• **To do**:
A. Translate this sentence from the forum post about loops and the Data loader into Spanish: "Is it possible that loops are faster than Data loader?"
B. In the forum post about loops and the Data loader, what value is passed as the second argument when the earlier code calls one_hot_vector?
C. What are all the import statements in the code after the Data loader is introduced in the forum post about loops and the Data loader?

• **Passage to read**:
━━━

Hi,
Is it possible that loops are faster than Data loader?
Earlier:
def one_hot_vector(x_raw, n_uniq):
#time_strt = datetime.now()
input_len = x_raw.shape[0]
input_col_len = x_raw.shape[1]
x = np.zeros((input_len*input_col_len,n_uniq),dtype=np.int8)
x_raw = x_raw.reshape(-1,1)
for i in range(n_uniq):
ind, _ = np.where(x_raw == i)
x[ind, i] = 1
x = x.reshape(input_len,input_col_len, n_uniq)
x_raw = x_raw.reshape(input_len, input_col_len)
#print(f"Completed in {datetime.now()-time_strt}")
return x
for epoch in range(num_epochs):
epoch_time = datetime.now()
for i in range(0,x_train.shape[0],100000):
#strt_time = datetime.now()
one_hot_x_train = one_hot_vector(x_train[i:i+100000], 2983)
one_hot_x_train = torch.from_numpy(one_hot_x_train)
y_train_ = torch.from_numpy(y_train[i:i+100000].astype(np.int32))
for j in range(0,one_hot_x_train.shape[0], batch_size):
outputs = model(one_hot_x_train[j:j+batch_size].to(device).float())
loss = criterion(outputs, y_train_[j:j+batch_size].squeeze().to(device).long())
#Backward and optimize
optimizer.zero_grad()
loss.backward()
optimizer.step()
print(f"Epoch : {epoch}/{num_epochs} Train % : {(i+100000)/(x_train.shape[0])} Loss : {loss.item()} Loop Cost : {datetime.now()-strt_time} ")
print(f"Epoch time : {datetime.now()-epoch_time}")
And after using Data loader:
import torch
from torch.utils import data
import numpy as np
import torch.nn.functional as F
class Dataset_1(data.Dataset):
'Characterizes a dataset for PyTorch'
def __init__(self, list_IDs, labels, n_uniq):
'Initialization'
self.labels = labels
self.list_IDs = list_IDs
self.n_uniq = n_uniq
def __len__(self):
'Denotes the total number of samples'
return len(self.list_IDs)

━━━

• **Recorded information**:
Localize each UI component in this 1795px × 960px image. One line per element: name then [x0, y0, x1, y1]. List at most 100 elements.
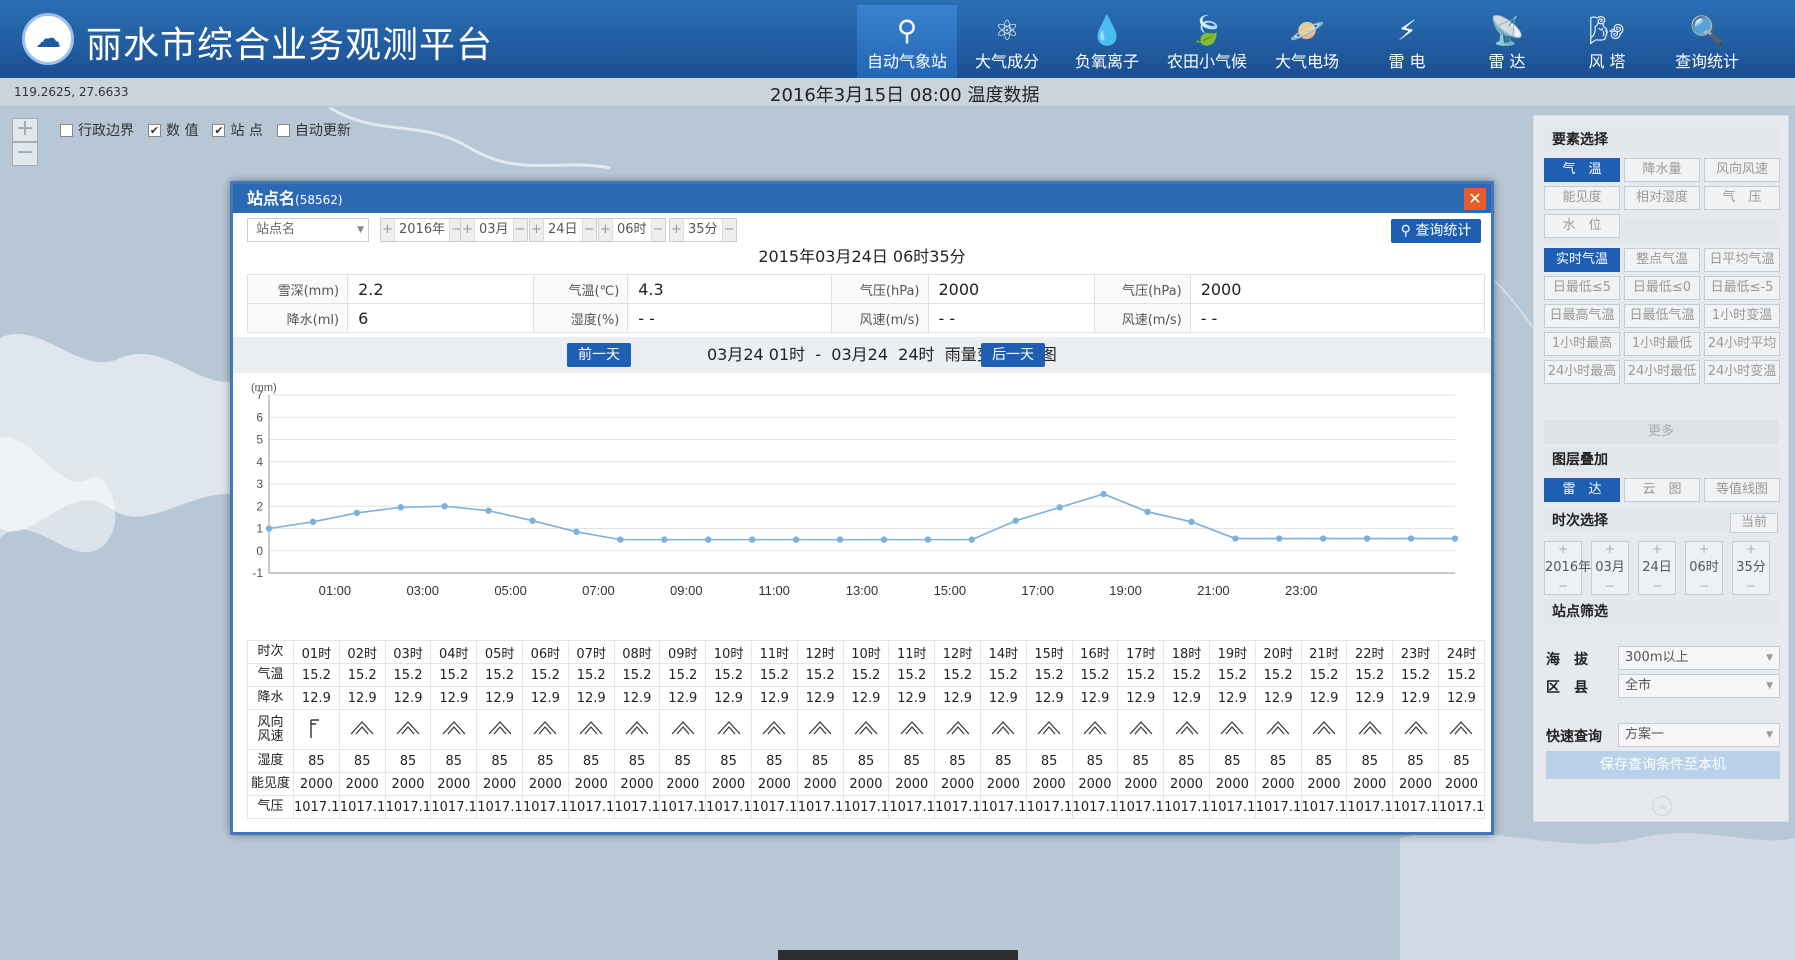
rainfall-point[interactable]	[485, 507, 492, 514]
minus-icon[interactable]: −	[1592, 579, 1628, 594]
minus-icon[interactable]: −	[722, 219, 736, 241]
save-query-button[interactable]: 保存查询条件至本机	[1546, 751, 1780, 779]
layer-button[interactable]: 雷 达	[1544, 478, 1620, 502]
nav-item-3[interactable]: 🍃 农田小气候	[1157, 5, 1257, 78]
data-button[interactable]: 日最低≤0	[1624, 276, 1700, 300]
rainfall-point[interactable]	[1012, 517, 1019, 524]
minus-icon[interactable]: −	[1545, 579, 1581, 594]
layer-toggle[interactable]: ✔ 数 值	[148, 120, 198, 140]
plus-icon[interactable]: +	[461, 219, 474, 241]
rainfall-point[interactable]	[792, 536, 800, 543]
time-stepper[interactable]: +2016年 −	[1544, 541, 1591, 595]
rainfall-point[interactable]	[309, 518, 317, 526]
nav-item-7[interactable]: 🌬 风 塔	[1557, 5, 1657, 78]
data-button[interactable]: 24小时变温	[1704, 360, 1780, 384]
minus-icon[interactable]: −	[1733, 579, 1769, 594]
rainfall-point[interactable]	[968, 536, 976, 543]
day-stepper[interactable]: +24日 −	[529, 218, 597, 242]
data-button[interactable]: 日最低≤5	[1544, 276, 1620, 300]
element-button[interactable]: 水 位	[1544, 214, 1620, 238]
checkbox[interactable]	[60, 123, 73, 137]
rainfall-point[interactable]	[1407, 535, 1415, 542]
county-select[interactable]: 全市 ▼	[1618, 674, 1780, 698]
altitude-select[interactable]: 300m以上 ▼	[1618, 646, 1780, 670]
nav-item-8[interactable]: 🔍 查询统计	[1657, 5, 1757, 78]
zoom-out-button[interactable]: −	[12, 142, 38, 166]
rainfall-point[interactable]	[1188, 518, 1195, 526]
rainfall-point[interactable]	[705, 536, 712, 543]
zoom-in-button[interactable]: +	[12, 118, 38, 142]
element-button[interactable]: 能见度	[1544, 186, 1620, 210]
plus-icon[interactable]: +	[1733, 542, 1769, 557]
data-button[interactable]: 日平均气温	[1704, 248, 1780, 272]
rainfall-point[interactable]	[1363, 535, 1371, 542]
data-button[interactable]: 日最高气温	[1544, 304, 1620, 328]
next-day-button[interactable]: 后一天	[981, 343, 1045, 367]
data-button[interactable]: 24小时平均	[1704, 332, 1780, 356]
minus-icon[interactable]: −	[651, 219, 665, 241]
plus-icon[interactable]: +	[381, 219, 394, 241]
minute-stepper[interactable]: +35分 −	[669, 218, 737, 242]
minute-value[interactable]: 35分	[683, 219, 723, 241]
time-stepper[interactable]: +24日 −	[1638, 541, 1676, 595]
rainfall-point[interactable]	[1144, 508, 1151, 516]
month-value[interactable]: 03月	[474, 219, 514, 241]
nav-item-6[interactable]: 📡 雷 达	[1457, 5, 1557, 78]
nav-item-5[interactable]: ⚡ 雷 电	[1357, 5, 1457, 78]
plus-icon[interactable]: +	[1545, 542, 1581, 557]
rainfall-point[interactable]	[265, 525, 273, 532]
plus-icon[interactable]: +	[599, 219, 612, 241]
hour-stepper[interactable]: +06时 −	[598, 218, 666, 242]
minus-icon[interactable]: −	[513, 219, 527, 241]
nav-item-0[interactable]: ⚲ 自动气象站	[857, 5, 957, 78]
rainfall-point[interactable]	[748, 536, 756, 543]
plus-icon[interactable]: +	[530, 219, 543, 241]
rainfall-point[interactable]	[836, 536, 844, 543]
data-button[interactable]: 日最低≤-5	[1704, 276, 1780, 300]
month-stepper[interactable]: +03月 −	[460, 218, 528, 242]
prev-day-button[interactable]: 前一天	[567, 343, 631, 367]
quick-select[interactable]: 方案一 ▼	[1618, 723, 1780, 747]
query-button[interactable]: ⚲ 查询统计	[1391, 219, 1481, 243]
rainfall-point[interactable]	[661, 536, 668, 543]
time-stepper[interactable]: +03月 −	[1591, 541, 1629, 595]
rainfall-point[interactable]	[1320, 535, 1327, 542]
plus-icon[interactable]: +	[670, 219, 683, 241]
element-button[interactable]: 相对湿度	[1624, 186, 1700, 210]
plus-icon[interactable]: +	[1639, 542, 1675, 557]
weather-bureau-logo-icon[interactable]: ☁	[22, 13, 74, 65]
checkbox[interactable]	[276, 123, 290, 137]
day-value[interactable]: 24日	[543, 219, 583, 241]
checkbox[interactable]: ✔	[212, 123, 226, 137]
layer-toggle[interactable]: 行政边界	[60, 120, 134, 140]
data-button[interactable]: 整点气温	[1624, 248, 1700, 272]
data-button[interactable]: 日最低气温	[1624, 304, 1700, 328]
nav-item-2[interactable]: 💧 负氧离子	[1057, 5, 1157, 78]
rainfall-point[interactable]	[529, 517, 536, 524]
checkbox[interactable]: ✔	[148, 123, 161, 137]
bottom-tab[interactable]	[778, 950, 1018, 960]
plus-icon[interactable]: +	[1686, 542, 1722, 557]
nav-item-1[interactable]: ⚛ 大气成分	[957, 5, 1057, 78]
year-stepper[interactable]: +2016年 −	[380, 218, 465, 242]
rainfall-point[interactable]	[1276, 535, 1283, 542]
element-button[interactable]: 风向风速	[1704, 158, 1780, 182]
nav-item-4[interactable]: 🪐 大气电场	[1257, 5, 1357, 78]
more-button[interactable]: 更多	[1544, 420, 1778, 444]
time-stepper[interactable]: +06时 −	[1685, 541, 1723, 595]
plus-icon[interactable]: +	[1592, 542, 1628, 557]
rainfall-point[interactable]	[397, 504, 404, 511]
element-button[interactable]: 气 温	[1544, 158, 1620, 182]
layer-toggle[interactable]: 自动更新	[276, 120, 351, 140]
rainfall-point[interactable]	[617, 536, 624, 543]
data-button[interactable]: 实时气温	[1544, 248, 1620, 272]
minus-icon[interactable]: −	[582, 219, 596, 241]
time-stepper[interactable]: +35分 −	[1732, 541, 1770, 595]
data-button[interactable]: 1小时变温	[1704, 304, 1780, 328]
rainfall-point[interactable]	[1100, 490, 1107, 498]
minus-icon[interactable]: −	[1686, 579, 1722, 594]
year-value[interactable]: 2016年	[394, 219, 451, 241]
minus-icon[interactable]: −	[1639, 579, 1675, 594]
rainfall-point[interactable]	[573, 528, 580, 536]
data-button[interactable]: 1小时最高	[1544, 332, 1620, 356]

━━━

• **Results for the exercise**:
A. ¿Es posible que los bucles sean más rápidos que el Data loader?

B. 2983

C.
- import torch
- from torch.utils import data
- import numpy as np
- import torch.nn.functional as F